REQUIRED WORK
Which lines hold the word "refresh"? Copy each of them from the material.

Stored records
......

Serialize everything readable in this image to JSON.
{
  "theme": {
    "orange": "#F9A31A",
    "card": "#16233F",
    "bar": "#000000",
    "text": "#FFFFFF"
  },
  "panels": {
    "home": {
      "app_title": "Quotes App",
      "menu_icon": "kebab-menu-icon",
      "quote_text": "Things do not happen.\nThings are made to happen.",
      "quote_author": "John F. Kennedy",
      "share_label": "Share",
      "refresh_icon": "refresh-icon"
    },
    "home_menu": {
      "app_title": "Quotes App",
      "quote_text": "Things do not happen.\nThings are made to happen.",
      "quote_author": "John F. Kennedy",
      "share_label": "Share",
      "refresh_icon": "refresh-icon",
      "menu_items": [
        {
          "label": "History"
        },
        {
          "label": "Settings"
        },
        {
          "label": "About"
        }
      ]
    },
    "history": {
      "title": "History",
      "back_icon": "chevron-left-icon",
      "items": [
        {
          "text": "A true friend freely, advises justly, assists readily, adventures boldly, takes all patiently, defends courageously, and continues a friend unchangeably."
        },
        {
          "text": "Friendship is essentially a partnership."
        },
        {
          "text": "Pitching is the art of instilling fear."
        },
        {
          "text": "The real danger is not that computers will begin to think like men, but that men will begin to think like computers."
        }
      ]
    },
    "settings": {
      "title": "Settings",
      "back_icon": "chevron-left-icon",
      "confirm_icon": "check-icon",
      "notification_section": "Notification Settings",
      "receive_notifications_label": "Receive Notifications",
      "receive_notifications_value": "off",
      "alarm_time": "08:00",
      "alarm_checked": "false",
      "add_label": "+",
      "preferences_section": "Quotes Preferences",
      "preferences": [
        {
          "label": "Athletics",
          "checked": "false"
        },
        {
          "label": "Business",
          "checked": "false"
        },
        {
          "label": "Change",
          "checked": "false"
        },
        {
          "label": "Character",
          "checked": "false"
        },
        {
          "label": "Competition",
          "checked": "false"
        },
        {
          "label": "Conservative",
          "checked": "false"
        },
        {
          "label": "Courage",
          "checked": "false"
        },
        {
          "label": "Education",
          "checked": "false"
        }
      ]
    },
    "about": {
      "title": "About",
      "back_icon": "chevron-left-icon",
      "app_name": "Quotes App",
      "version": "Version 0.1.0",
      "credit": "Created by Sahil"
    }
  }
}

......

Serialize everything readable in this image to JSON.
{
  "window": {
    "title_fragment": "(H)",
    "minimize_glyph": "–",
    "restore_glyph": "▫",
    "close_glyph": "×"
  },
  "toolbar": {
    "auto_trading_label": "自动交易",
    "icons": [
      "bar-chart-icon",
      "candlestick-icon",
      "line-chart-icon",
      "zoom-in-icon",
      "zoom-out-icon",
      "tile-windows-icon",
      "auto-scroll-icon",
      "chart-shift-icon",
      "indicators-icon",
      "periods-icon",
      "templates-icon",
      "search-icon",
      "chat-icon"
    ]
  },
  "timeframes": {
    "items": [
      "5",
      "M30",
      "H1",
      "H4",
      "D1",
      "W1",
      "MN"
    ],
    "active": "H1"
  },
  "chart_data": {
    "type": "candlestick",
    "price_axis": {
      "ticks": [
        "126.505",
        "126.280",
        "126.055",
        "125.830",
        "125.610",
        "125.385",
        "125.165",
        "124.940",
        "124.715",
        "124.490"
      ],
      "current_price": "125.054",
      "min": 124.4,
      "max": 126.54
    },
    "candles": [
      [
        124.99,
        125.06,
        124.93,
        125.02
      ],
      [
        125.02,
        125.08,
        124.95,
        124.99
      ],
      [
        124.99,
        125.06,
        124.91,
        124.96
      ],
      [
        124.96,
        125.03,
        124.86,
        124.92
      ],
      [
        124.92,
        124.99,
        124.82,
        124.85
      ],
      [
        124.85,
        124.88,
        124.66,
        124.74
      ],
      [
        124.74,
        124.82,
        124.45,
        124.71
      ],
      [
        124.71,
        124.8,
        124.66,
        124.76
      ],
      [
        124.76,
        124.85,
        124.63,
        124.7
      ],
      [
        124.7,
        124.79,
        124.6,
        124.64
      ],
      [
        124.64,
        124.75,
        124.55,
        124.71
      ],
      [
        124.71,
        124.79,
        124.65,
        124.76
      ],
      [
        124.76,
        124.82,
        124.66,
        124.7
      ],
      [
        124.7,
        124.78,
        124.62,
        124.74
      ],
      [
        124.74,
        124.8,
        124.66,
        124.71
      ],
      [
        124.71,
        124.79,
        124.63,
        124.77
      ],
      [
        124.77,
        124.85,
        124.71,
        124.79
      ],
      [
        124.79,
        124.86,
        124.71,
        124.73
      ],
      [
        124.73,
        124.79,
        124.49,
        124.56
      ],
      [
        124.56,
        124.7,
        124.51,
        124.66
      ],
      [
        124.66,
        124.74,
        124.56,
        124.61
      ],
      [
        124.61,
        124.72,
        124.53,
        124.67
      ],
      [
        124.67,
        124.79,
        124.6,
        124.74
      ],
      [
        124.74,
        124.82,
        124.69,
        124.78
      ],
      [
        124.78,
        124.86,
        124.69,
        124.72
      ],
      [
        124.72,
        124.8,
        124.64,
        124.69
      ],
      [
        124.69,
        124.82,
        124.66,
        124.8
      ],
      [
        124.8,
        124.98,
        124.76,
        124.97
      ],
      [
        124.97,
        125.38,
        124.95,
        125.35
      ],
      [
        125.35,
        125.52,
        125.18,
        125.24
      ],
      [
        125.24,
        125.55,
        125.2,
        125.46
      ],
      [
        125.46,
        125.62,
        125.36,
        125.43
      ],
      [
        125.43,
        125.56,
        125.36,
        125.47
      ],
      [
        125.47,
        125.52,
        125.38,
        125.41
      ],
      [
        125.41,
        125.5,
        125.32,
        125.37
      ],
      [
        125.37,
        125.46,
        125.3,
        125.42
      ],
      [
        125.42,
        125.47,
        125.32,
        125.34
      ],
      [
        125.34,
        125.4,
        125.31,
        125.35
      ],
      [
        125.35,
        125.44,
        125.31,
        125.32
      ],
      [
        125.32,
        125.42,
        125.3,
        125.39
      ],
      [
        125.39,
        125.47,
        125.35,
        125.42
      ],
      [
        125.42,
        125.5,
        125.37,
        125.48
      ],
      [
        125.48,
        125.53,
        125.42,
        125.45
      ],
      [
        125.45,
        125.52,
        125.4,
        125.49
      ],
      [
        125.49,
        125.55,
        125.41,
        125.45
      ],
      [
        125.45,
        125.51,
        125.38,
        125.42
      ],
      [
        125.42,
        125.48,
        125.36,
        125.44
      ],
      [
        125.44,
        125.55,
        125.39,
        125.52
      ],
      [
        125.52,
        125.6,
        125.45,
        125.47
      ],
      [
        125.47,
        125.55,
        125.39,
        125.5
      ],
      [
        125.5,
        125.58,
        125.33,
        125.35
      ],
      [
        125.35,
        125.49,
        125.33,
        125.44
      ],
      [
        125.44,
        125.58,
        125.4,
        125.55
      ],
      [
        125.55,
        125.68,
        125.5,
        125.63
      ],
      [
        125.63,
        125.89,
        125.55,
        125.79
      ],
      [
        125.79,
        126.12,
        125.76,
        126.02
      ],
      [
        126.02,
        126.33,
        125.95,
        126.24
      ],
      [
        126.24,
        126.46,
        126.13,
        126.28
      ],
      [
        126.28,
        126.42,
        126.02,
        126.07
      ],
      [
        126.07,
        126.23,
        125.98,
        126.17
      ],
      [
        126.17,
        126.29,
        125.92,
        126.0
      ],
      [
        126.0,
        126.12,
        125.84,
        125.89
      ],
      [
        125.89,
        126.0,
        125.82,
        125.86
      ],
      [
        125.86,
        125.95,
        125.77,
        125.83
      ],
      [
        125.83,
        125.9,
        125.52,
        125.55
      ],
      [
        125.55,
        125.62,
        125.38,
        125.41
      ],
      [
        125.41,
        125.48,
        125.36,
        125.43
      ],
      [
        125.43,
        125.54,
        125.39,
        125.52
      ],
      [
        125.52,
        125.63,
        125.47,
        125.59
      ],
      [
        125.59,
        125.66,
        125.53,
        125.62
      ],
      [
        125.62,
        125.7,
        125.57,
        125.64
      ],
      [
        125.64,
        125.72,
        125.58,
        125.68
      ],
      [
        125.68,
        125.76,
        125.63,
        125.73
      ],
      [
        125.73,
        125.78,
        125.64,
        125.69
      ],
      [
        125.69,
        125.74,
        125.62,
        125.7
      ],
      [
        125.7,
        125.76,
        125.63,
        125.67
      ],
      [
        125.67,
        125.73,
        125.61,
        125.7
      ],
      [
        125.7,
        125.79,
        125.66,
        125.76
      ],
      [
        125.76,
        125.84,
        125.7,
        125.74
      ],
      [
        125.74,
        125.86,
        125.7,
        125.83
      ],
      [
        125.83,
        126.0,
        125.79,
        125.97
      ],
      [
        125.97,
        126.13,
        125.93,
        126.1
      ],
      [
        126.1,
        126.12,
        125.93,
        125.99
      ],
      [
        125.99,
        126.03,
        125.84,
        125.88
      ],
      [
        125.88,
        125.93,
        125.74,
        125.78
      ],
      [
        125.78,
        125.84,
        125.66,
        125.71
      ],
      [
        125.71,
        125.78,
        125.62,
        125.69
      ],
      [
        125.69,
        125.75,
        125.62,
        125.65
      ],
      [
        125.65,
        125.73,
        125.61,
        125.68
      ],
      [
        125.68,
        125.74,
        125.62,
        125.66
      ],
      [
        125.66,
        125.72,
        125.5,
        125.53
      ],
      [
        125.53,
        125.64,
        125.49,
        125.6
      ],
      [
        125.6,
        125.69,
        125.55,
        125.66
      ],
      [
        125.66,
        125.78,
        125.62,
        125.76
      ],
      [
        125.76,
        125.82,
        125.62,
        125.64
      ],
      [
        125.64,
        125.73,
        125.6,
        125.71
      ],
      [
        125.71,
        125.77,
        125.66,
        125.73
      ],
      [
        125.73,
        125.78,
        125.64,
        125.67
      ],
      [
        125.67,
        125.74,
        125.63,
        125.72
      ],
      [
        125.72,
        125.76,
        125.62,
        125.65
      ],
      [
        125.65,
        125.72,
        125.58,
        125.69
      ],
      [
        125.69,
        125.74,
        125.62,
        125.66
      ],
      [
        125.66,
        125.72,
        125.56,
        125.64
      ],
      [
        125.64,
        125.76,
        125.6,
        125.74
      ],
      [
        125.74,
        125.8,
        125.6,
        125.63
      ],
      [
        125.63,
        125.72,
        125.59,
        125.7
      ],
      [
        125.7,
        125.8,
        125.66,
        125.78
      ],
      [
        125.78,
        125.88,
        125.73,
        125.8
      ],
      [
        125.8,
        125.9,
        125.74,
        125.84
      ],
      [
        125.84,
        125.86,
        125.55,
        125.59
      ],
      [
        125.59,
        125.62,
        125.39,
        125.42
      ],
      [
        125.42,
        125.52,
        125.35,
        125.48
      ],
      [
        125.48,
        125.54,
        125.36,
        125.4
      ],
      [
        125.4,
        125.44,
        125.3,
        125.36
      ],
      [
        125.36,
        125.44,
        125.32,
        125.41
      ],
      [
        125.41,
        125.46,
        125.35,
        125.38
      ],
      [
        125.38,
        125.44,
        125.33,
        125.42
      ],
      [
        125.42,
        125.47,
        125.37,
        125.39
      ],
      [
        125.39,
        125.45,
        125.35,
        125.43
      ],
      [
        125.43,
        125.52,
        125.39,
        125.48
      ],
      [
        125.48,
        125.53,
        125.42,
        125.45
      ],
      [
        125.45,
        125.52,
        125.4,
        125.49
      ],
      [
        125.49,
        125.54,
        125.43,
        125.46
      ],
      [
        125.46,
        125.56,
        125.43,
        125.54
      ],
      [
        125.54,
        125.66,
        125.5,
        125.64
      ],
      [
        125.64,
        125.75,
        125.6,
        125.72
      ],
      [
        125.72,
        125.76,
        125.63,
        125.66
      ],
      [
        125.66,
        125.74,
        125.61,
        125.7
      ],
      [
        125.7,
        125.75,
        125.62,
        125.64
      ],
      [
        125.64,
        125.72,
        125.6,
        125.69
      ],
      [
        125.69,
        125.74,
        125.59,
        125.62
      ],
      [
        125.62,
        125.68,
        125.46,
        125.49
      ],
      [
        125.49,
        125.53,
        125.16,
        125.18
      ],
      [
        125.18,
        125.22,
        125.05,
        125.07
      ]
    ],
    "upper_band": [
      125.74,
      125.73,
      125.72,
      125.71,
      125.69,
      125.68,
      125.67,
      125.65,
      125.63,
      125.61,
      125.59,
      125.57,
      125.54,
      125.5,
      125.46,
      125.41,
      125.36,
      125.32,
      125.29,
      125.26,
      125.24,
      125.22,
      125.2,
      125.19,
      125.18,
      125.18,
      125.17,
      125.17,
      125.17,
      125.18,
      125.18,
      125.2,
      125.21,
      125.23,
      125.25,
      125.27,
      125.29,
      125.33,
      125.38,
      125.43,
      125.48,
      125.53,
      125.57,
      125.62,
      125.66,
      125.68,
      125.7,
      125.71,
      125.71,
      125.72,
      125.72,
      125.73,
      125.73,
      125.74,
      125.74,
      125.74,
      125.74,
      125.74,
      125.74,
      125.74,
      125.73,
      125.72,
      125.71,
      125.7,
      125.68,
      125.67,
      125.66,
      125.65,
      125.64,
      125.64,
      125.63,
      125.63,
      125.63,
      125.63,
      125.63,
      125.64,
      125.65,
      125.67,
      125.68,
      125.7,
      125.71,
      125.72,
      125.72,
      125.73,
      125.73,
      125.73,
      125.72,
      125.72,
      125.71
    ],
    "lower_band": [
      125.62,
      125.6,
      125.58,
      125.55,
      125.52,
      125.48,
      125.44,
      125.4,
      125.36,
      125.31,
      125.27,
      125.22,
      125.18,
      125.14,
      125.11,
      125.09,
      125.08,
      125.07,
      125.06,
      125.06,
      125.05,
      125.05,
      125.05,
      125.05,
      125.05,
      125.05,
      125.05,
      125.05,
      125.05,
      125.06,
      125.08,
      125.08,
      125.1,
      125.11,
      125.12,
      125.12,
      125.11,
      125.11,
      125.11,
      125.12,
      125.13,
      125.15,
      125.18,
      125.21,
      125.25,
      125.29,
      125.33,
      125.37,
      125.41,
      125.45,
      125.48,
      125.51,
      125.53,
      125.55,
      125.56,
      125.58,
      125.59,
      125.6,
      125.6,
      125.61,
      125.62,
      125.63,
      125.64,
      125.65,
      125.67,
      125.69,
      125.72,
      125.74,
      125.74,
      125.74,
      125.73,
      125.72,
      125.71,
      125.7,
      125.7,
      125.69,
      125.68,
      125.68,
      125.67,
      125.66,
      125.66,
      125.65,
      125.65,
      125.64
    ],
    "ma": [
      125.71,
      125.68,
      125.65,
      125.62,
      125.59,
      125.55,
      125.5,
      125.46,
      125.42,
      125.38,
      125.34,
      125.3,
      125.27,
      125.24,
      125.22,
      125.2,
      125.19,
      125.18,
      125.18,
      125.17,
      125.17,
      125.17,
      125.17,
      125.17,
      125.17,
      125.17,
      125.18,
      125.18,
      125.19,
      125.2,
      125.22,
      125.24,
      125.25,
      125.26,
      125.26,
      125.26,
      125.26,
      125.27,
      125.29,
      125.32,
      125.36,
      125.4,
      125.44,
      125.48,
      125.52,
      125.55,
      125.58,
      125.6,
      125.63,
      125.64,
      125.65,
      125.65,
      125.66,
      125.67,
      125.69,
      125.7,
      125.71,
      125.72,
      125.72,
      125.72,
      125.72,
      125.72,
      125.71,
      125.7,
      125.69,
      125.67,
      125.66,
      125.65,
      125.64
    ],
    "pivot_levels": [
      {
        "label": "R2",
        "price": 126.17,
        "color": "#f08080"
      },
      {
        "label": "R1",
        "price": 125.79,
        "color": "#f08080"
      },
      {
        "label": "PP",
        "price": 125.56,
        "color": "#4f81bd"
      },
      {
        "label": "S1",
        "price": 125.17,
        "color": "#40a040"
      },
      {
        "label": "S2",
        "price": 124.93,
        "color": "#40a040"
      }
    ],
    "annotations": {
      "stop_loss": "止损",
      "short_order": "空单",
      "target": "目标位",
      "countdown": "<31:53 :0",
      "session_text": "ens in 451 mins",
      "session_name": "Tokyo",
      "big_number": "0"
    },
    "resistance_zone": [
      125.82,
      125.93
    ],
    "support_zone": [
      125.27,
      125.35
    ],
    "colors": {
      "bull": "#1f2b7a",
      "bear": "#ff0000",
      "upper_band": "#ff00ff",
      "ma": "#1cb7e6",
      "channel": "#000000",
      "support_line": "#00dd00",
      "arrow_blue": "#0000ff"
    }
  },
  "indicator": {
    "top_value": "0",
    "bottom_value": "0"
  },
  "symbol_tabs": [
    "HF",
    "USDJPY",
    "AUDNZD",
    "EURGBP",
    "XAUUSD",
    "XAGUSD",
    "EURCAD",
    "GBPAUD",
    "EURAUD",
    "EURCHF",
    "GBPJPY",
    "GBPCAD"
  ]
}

......

EXPECTED ANSWER
      "refresh_icon": "refresh-icon"
      "refresh_icon": "refresh-icon",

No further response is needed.